-- start of Exercise input --

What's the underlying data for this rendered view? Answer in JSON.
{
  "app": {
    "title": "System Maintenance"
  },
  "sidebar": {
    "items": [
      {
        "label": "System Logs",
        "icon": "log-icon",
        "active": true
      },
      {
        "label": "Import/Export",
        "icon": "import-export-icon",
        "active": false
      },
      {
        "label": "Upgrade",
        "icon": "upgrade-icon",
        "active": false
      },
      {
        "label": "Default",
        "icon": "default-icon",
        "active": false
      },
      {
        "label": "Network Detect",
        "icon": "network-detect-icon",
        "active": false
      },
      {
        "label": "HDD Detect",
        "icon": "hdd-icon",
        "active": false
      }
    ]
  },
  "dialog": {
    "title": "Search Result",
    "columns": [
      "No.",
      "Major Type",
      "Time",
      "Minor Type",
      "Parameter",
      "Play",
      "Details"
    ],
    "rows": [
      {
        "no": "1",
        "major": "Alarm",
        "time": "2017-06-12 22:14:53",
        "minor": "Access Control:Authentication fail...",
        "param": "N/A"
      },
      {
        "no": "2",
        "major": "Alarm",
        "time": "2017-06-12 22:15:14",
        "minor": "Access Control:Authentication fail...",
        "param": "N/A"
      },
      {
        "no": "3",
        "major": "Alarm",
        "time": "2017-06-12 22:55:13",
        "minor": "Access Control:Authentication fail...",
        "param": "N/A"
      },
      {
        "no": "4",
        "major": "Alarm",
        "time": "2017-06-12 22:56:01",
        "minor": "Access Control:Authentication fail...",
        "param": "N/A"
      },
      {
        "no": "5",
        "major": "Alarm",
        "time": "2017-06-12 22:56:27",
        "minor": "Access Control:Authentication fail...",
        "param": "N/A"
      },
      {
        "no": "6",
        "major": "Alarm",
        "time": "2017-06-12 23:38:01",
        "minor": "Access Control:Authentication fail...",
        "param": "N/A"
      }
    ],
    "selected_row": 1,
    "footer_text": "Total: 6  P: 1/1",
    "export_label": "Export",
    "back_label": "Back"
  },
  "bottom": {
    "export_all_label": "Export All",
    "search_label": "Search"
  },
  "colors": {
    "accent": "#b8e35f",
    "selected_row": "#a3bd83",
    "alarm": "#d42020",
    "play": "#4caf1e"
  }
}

-- end of Exercise input --

* Written task: Retype every entry above, word for word.

* The output:
What's the underlying data for this rendered view? Answer in JSON.
{
  "app": {
    "title": "System Maintenance"
  },
  "sidebar": {
    "items": [
      {
        "label": "System Logs",
        "icon": "log-icon",
        "active": true
      },
      {
        "label": "Import/Export",
        "icon": "import-export-icon",
        "active": false
      },
      {
        "label": "Upgrade",
        "icon": "upgrade-icon",
        "active": false
      },
      {
        "label": "Default",
        "icon": "default-icon",
        "active": false
      },
      {
        "label": "Network Detect",
        "icon": "network-detect-icon",
        "active": false
      },
      {
        "label": "HDD Detect",
        "icon": "hdd-icon",
        "active": false
      }
    ]
  },
  "dialog": {
    "title": "Search Result",
    "columns": [
      "No.",
      "Major Type",
      "Time",
      "Minor Type",
      "Parameter",
      "Play",
      "Details"
    ],
    "rows": [
      {
        "no": "1",
        "major": "Alarm",
        "time": "2017-06-12 22:14:53",
        "minor": "Access Control:Authentication fail...",
        "param": "N/A"
      },
      {
        "no": "2",
        "major": "Alarm",
        "time": "2017-06-12 22:15:14",
        "minor": "Access Control:Authentication fail...",
        "param": "N/A"
      },
      {
        "no": "3",
        "major": "Alarm",
        "time": "2017-06-12 22:55:13",
        "minor": "Access Control:Authentication fail...",
        "param": "N/A"
      },
      {
        "no": "4",
        "major": "Alarm",
        "time": "2017-06-12 22:56:01",
        "minor": "Access Control:Authentication fail...",
        "param": "N/A"
      },
      {
        "no": "5",
        "major": "Alarm",
        "time": "2017-06-12 22:56:27",
        "minor": "Access Control:Authentication fail...",
        "param": "N/A"
      },
      {
        "no": "6",
        "major": "Alarm",
        "time": "2017-06-12 23:38:01",
        "minor": "Access Control:Authentication fail...",
        "param": "N/A"
      }
    ],
    "selected_row": 1,
    "footer_text": "Total: 6  P: 1/1",
    "export_label": "Export",
    "back_label": "Back"
  },
  "bottom": {
    "export_all_label": "Export All",
    "search_label": "Search"
  },
  "colors": {
    "accent": "#b8e35f",
    "selected_row": "#a3bd83",
    "alarm": "#d42020",
    "play": "#4caf1e"
  }
}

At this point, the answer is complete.